▶ EXTRAIT FOURNI:
★ ★ ★ ★ ★
Figure de la Résistance, Georges Loinger a sauvé des centaines d’enfants juifs pendant l’Occupation. Il a par la suite œuvré pour faciliter le passage des rescapés du nazisme en Palestine à bord de l’Exodus. Doyen de la Résistance juive en France, commandeur de la Légion d’honneur, Croix de Guerre 1939-1945, Georges Loinger nous a quittés le 28 décembre 2018 à l’âge de 108 ans.
Né de parents juifs commerçants à Strasbourg en 1910, alors que l’Alsace restera allemande jusqu’en 1918, Georges Loinger est en partie élevé par la mère du futur mime Marceau, Anna Mangel, son père étant mobilisé dans l’armée autrichienne pendant la première guerre mondiale. Adolescent sportif, il est fortement marqué par ses activités au sein d’Hatikvah (« espoir », en hébreu), un mouvement de jeunesse semblable à celui des scouts, et d’inspiration sioniste. Il y rencontre Flore, qu’il épouse en 1934, et y côtoie de nombreux Juifs allemands bien informés de l’évolution du IIIe Reich.
★ ★ ★ ★ ★
▶ LIGNES DE DONNÉES:
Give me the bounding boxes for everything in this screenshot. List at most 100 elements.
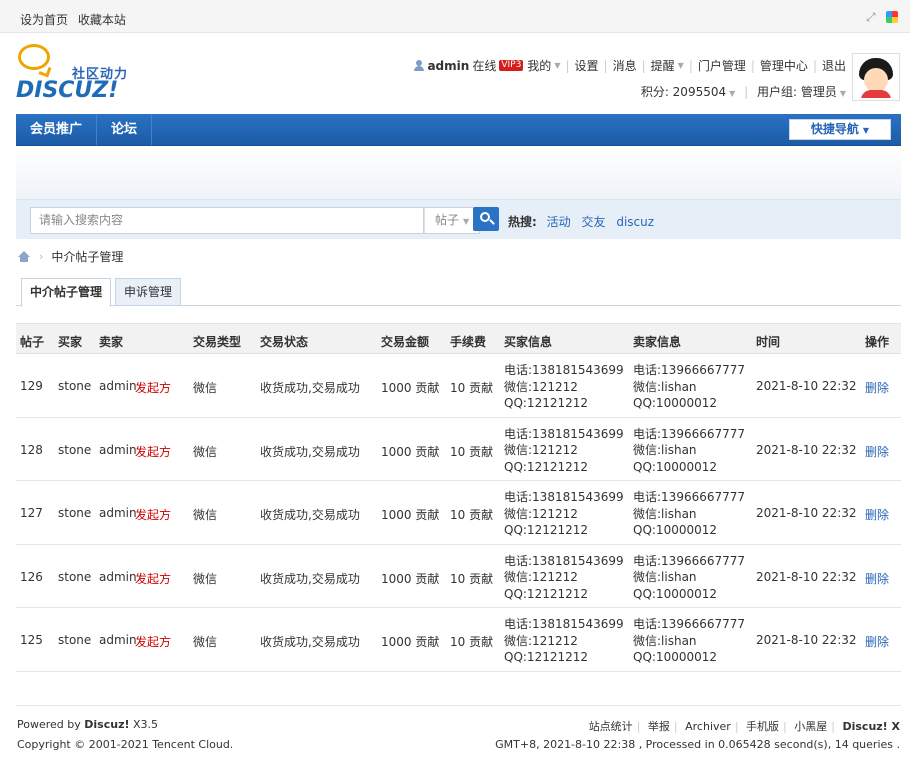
★ ★ ★ ★ ★
▶ CONSIGNES:
• a. Reproduisez l'extrait à partir des mots « Né de parents » et arrêtez-vous après « du IIIe Reich. ».
• b. D'après l'extrait, en quelle année Georges Loinger épouse-t-il Flore ?
Les données n'ont aucun lien avec l'extrait.

▶ RÉPONSES AUX EXERCICES:
• a.
Né de parents juifs commerçants à Strasbourg en 1910, alors que l’Alsace restera allemande jusqu’en 1918, Georges Loinger est en partie élevé par la mère du futur mime Marceau, Anna Mangel, son père étant mobilisé dans l’armée autrichienne pendant la première guerre mondiale. Adolescent sportif, il est fortement marqué par ses activités au sein d’Hatikvah (« espoir », en hébreu), un mouvement de jeunesse semblable à celui des scouts, et d’inspiration sioniste. Il y rencontre Flore, qu’il épouse en 1934, et y côtoie de nombreux Juifs allemands bien informés de l’évolution du IIIe Reich.

• b. En 1934.